What you need to do - Find the lines containing "исковое" and say how many there are, with no other words.

Data section -

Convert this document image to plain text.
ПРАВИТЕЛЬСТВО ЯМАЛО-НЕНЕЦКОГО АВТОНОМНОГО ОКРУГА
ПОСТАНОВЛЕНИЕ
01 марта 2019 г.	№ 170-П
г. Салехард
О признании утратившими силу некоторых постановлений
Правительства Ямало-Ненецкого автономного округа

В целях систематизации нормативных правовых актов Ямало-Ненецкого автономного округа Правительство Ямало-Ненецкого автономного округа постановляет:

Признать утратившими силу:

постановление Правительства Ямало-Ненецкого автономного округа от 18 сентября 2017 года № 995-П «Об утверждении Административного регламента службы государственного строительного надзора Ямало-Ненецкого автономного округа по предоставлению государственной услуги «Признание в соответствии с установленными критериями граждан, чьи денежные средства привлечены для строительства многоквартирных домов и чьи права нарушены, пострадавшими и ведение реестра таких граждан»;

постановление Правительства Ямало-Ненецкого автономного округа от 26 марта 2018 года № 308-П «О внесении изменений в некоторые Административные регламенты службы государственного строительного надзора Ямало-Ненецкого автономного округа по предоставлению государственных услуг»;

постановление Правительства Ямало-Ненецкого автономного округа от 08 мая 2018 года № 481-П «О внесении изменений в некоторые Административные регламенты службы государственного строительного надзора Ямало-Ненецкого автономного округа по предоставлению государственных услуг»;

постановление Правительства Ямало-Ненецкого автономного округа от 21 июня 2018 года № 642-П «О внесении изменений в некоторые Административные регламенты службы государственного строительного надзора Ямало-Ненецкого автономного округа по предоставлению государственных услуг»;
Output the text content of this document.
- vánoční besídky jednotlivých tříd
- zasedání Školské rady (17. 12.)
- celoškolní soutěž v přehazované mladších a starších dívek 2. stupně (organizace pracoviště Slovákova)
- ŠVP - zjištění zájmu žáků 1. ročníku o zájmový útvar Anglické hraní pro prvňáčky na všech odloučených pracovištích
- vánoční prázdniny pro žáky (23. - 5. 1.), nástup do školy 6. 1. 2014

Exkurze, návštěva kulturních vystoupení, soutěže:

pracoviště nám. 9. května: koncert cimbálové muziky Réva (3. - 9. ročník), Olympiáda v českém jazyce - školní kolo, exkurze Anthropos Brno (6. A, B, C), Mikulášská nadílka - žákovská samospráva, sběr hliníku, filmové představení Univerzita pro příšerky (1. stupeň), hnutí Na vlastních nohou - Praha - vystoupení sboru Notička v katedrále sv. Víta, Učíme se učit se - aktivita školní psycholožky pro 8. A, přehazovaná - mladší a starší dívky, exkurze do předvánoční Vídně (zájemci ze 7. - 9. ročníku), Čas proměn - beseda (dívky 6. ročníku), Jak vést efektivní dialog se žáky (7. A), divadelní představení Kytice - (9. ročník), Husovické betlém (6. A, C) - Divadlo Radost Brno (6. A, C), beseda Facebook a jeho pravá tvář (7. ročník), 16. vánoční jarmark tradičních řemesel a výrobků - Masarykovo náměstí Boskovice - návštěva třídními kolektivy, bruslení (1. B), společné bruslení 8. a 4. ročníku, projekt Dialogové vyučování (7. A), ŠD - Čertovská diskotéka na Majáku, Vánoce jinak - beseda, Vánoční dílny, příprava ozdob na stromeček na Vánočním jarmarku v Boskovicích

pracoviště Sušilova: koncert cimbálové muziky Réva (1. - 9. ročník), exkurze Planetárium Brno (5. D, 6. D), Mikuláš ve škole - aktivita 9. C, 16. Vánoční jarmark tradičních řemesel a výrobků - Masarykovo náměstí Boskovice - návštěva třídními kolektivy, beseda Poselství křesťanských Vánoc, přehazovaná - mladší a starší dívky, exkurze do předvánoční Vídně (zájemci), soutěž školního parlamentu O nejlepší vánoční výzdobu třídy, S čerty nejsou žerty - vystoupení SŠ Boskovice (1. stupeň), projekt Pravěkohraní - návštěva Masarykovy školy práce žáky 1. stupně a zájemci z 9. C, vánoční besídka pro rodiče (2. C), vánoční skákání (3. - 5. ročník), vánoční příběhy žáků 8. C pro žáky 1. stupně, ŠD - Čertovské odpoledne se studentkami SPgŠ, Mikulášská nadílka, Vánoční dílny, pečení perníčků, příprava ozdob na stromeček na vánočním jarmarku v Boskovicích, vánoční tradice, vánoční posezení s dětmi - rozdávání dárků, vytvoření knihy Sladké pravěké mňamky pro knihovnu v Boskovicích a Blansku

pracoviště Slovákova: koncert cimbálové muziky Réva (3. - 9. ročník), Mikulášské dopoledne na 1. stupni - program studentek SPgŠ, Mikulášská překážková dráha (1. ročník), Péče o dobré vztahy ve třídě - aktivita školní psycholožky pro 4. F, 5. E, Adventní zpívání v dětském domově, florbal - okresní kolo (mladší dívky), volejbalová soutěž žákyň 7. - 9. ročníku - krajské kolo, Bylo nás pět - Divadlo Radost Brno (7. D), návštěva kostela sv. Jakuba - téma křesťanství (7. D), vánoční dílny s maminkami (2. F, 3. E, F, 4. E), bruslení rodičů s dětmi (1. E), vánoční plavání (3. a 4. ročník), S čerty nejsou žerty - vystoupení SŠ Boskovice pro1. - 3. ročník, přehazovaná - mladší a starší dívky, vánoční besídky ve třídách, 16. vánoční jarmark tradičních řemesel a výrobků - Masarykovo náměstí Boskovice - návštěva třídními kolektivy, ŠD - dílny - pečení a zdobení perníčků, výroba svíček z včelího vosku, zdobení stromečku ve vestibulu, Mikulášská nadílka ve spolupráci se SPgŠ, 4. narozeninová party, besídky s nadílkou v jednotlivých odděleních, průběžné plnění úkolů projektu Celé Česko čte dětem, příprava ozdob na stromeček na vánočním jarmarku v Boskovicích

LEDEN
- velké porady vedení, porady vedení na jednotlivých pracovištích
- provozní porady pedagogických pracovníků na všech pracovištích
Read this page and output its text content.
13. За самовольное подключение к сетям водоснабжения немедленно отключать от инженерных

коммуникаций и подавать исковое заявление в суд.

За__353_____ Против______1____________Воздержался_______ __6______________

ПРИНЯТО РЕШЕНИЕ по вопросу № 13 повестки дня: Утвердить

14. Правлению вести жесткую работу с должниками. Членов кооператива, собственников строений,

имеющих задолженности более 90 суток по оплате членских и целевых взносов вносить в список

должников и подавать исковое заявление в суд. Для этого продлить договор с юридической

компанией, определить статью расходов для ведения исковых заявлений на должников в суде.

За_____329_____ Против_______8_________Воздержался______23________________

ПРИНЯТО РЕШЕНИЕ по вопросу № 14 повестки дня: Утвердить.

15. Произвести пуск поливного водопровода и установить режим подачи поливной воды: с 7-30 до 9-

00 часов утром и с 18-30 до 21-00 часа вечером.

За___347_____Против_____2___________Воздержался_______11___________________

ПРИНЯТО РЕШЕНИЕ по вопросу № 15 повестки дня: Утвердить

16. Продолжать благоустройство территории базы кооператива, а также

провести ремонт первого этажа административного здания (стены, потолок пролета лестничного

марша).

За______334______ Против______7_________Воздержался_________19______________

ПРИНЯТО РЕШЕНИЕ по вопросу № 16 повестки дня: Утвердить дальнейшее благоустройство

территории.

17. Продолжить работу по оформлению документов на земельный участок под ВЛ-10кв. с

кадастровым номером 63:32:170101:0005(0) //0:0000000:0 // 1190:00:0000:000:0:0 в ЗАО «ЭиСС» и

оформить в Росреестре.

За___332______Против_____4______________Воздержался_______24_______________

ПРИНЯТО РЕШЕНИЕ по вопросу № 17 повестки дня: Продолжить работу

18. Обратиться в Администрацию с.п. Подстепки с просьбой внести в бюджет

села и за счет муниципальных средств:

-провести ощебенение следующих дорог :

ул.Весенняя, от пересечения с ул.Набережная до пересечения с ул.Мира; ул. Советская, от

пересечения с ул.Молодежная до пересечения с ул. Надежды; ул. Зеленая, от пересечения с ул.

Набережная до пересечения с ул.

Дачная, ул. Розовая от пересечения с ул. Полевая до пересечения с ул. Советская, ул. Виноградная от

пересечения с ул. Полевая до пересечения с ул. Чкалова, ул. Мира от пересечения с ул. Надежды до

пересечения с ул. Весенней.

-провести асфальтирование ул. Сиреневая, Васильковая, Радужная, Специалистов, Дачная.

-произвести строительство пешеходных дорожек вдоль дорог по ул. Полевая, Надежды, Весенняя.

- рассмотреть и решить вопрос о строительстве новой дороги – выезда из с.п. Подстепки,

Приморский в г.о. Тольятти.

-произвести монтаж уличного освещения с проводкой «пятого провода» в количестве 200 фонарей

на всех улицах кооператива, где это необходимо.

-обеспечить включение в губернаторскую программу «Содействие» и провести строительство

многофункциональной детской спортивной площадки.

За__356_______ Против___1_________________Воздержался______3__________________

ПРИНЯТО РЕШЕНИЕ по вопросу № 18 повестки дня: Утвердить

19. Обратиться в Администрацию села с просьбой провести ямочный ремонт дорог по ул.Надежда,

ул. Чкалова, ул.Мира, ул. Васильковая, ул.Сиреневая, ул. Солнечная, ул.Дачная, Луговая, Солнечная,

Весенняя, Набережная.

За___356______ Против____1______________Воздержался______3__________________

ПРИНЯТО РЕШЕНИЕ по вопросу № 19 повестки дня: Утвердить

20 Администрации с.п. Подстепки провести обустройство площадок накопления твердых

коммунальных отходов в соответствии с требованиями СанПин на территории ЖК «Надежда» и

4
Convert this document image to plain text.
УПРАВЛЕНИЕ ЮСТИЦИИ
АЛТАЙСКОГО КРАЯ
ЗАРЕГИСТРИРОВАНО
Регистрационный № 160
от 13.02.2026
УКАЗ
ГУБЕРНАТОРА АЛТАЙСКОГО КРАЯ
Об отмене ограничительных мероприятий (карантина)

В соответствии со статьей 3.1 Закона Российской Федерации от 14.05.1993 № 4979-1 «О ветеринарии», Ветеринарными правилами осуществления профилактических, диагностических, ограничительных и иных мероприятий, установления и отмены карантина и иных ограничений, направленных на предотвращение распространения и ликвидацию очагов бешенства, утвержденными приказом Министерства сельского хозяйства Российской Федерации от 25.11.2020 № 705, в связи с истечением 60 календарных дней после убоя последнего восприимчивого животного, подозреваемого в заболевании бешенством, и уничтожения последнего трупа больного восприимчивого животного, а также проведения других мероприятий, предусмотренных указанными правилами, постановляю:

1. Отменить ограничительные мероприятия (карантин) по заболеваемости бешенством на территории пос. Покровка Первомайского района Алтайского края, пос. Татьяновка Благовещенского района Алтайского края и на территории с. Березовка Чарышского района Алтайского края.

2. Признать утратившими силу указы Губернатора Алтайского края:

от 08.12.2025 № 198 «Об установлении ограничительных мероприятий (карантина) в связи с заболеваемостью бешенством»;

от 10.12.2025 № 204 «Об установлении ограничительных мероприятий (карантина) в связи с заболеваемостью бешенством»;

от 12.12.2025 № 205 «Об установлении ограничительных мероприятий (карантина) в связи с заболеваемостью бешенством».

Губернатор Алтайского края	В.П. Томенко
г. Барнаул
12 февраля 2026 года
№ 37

The output - 2